STATED TASK. Print out the material that follows word for word.

ENTRIES SUPPLIED.
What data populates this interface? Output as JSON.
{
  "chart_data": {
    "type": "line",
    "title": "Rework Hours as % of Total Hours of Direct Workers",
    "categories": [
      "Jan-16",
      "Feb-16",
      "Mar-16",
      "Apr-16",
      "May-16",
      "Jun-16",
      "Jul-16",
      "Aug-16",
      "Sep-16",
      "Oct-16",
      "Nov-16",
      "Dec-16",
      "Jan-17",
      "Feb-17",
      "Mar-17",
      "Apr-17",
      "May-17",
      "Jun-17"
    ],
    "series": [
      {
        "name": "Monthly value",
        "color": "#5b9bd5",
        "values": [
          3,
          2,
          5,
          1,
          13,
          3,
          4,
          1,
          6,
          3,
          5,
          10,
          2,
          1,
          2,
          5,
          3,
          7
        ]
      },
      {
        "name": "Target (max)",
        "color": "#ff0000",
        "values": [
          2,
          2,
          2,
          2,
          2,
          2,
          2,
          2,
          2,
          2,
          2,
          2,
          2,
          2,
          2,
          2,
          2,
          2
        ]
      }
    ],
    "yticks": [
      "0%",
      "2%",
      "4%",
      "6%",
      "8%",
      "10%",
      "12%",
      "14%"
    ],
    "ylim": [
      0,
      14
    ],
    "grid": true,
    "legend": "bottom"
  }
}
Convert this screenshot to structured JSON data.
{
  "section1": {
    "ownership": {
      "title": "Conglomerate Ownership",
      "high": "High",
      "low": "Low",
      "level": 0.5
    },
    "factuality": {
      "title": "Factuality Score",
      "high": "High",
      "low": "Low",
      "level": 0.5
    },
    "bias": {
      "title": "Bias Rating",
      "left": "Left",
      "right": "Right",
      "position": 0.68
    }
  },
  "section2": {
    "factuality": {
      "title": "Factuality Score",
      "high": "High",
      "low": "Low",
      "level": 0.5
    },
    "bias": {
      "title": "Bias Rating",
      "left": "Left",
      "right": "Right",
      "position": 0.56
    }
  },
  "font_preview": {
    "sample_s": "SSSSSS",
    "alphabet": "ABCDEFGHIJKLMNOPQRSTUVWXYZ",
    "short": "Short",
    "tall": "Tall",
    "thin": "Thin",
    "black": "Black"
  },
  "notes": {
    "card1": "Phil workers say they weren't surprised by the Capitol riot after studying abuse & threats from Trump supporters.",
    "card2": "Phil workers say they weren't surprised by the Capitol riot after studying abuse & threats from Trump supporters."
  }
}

EXPECTED OUTPUT.
What data populates this interface? Output as JSON.
{
  "chart_data": {
    "type": "line",
    "title": "Rework Hours as % of Total Hours of Direct Workers",
    "categories": [
      "Jan-16",
      "Feb-16",
      "Mar-16",
      "Apr-16",
      "May-16",
      "Jun-16",
      "Jul-16",
      "Aug-16",
      "Sep-16",
      "Oct-16",
      "Nov-16",
      "Dec-16",
      "Jan-17",
      "Feb-17",
      "Mar-17",
      "Apr-17",
      "May-17",
      "Jun-17"
    ],
    "series": [
      {
        "name": "Monthly value",
        "color": "#5b9bd5",
        "values": [
          3,
          2,
          5,
          1,
          13,
          3,
          4,
          1,
          6,
          3,
          5,
          10,
          2,
          1,
          2,
          5,
          3,
          7
        ]
      },
      {
        "name": "Target (max)",
        "color": "#ff0000",
        "values": [
          2,
          2,
          2,
          2,
          2,
          2,
          2,
          2,
          2,
          2,
          2,
          2,
          2,
          2,
          2,
          2,
          2,
          2
        ]
      }
    ],
    "yticks": [
      "0%",
      "2%",
      "4%",
      "6%",
      "8%",
      "10%",
      "12%",
      "14%"
    ],
    "ylim": [
      0,
      14
    ],
    "grid": true,
    "legend": "bottom"
  }
}
Convert this screenshot to structured JSON data.
{
  "section1": {
    "ownership": {
      "title": "Conglomerate Ownership",
      "high": "High",
      "low": "Low",
      "level": 0.5
    },
    "factuality": {
      "title": "Factuality Score",
      "high": "High",
      "low": "Low",
      "level": 0.5
    },
    "bias": {
      "title": "Bias Rating",
      "left": "Left",
      "right": "Right",
      "position": 0.68
    }
  },
  "section2": {
    "factuality": {
      "title": "Factuality Score",
      "high": "High",
      "low": "Low",
      "level": 0.5
    },
    "bias": {
      "title": "Bias Rating",
      "left": "Left",
      "right": "Right",
      "position": 0.56
    }
  },
  "font_preview": {
    "sample_s": "SSSSSS",
    "alphabet": "ABCDEFGHIJKLMNOPQRSTUVWXYZ",
    "short": "Short",
    "tall": "Tall",
    "thin": "Thin",
    "black": "Black"
  },
  "notes": {
    "card1": "Phil workers say they weren't surprised by the Capitol riot after studying abuse & threats from Trump supporters.",
    "card2": "Phil workers say they weren't surprised by the Capitol riot after studying abuse & threats from Trump supporters."
  }
}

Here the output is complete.